Every record below should be written out exactly; pictures stay out.
--- START RAW DATA ---
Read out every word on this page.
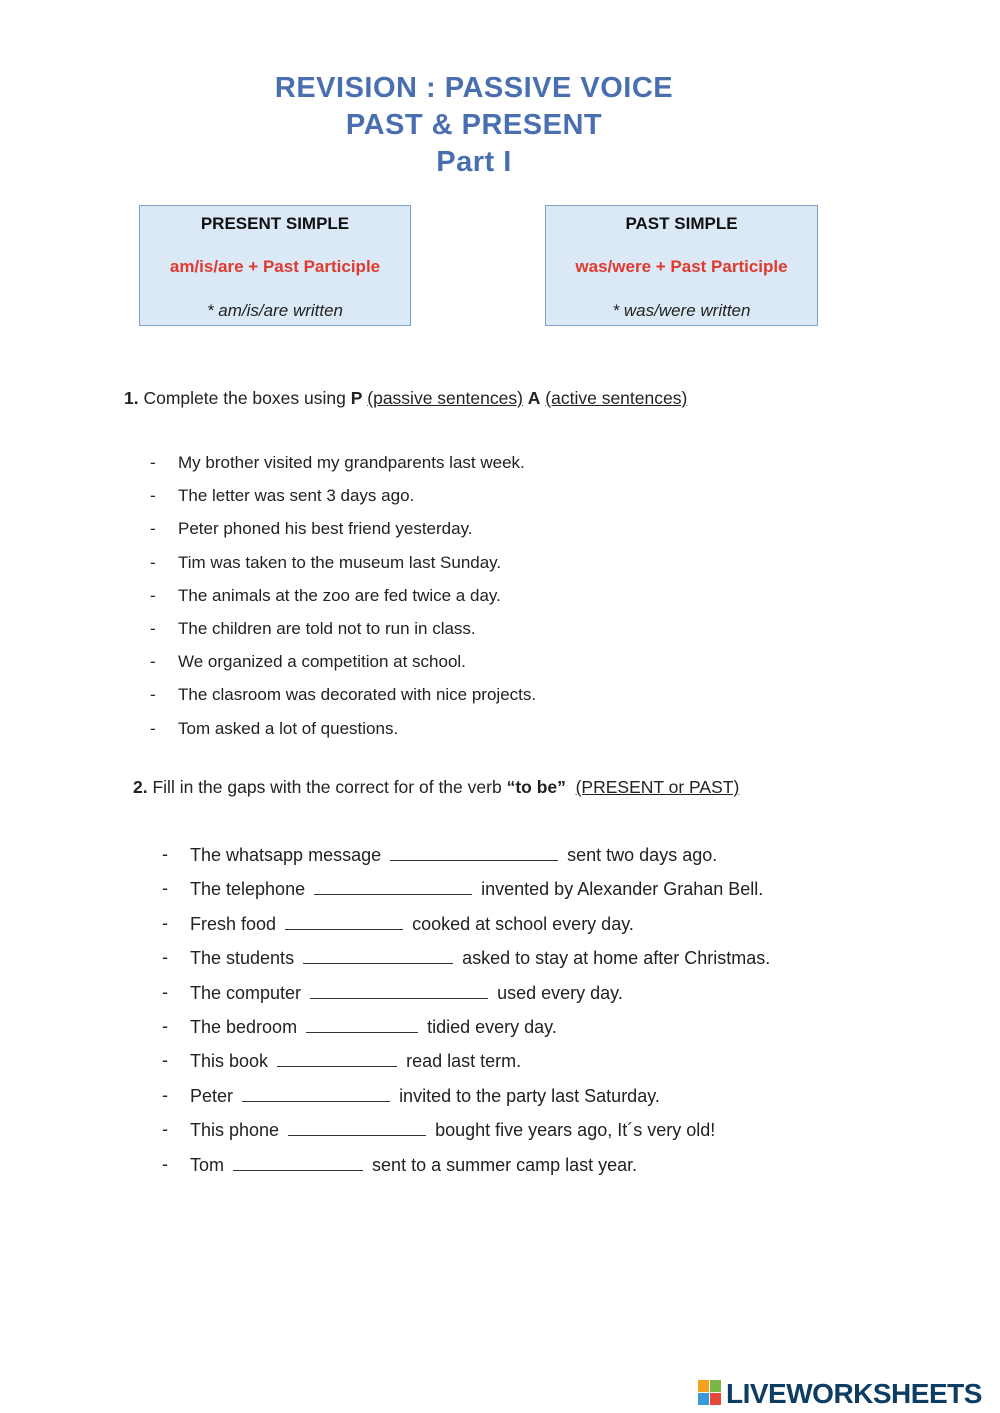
REVISION : PASSIVE VOICE
PAST & PRESENT
Part I
PRESENT SIMPLE
am/is/are + Past Participle
* am/is/are written
PAST SIMPLE
was/were + Past Participle
* was/were written
1. Complete the boxes using P (passive sentences) A (active sentences)
- My brother visited my grandparents last week.
- The letter was sent 3 days ago.
- Peter phoned his best friend yesterday.
- Tim was taken to the museum last Sunday.
- The animals at the zoo are fed twice a day.
- The children are told not to run in class.
- We organized a competition at school.
- The clasroom was decorated with nice projects.
- Tom asked a lot of questions.
2. Fill in the gaps with the correct for of the verb “to be” (PRESENT or PAST)
- The whatsapp message	sent two days ago.
- The telephone	invented by Alexander Grahan Bell.
- Fresh food	cooked at school every day.
- The students	asked to stay at home after Christmas.
- The computer	used every day.
- The bedroom	tidied every day.
- This book	read last term.
- Peter	invited to the party last Saturday.
- This phone	bought five years ago, It´s very old!
- Tom	sent to a summer camp last year.
LIVEWORKSHEETS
--- END RAW DATA ---
ANSWER:
Read out every word on this page.
REVISION : PASSIVE VOICE
PAST & PRESENT
Part I
PRESENT SIMPLE
am/is/are + Past Participle
* am/is/are written
PAST SIMPLE
was/were + Past Participle
* was/were written
1. Complete the boxes using P (passive sentences) A (active sentences)
- My brother visited my grandparents last week.
- The letter was sent 3 days ago.
- Peter phoned his best friend yesterday.
- Tim was taken to the museum last Sunday.
- The animals at the zoo are fed twice a day.
- The children are told not to run in class.
- We organized a competition at school.
- The clasroom was decorated with nice projects.
- Tom asked a lot of questions.
2. Fill in the gaps with the correct for of the verb “to be” (PRESENT or PAST)
- The whatsapp message	sent two days ago.
- The telephone	invented by Alexander Grahan Bell.
- Fresh food	cooked at school every day.
- The students	asked to stay at home after Christmas.
- The computer	used every day.
- The bedroom	tidied every day.
- This book	read last term.
- Peter	invited to the party last Saturday.
- This phone	bought five years ago, It´s very old!
- Tom	sent to a summer camp last year.
LIVEWORKSHEETS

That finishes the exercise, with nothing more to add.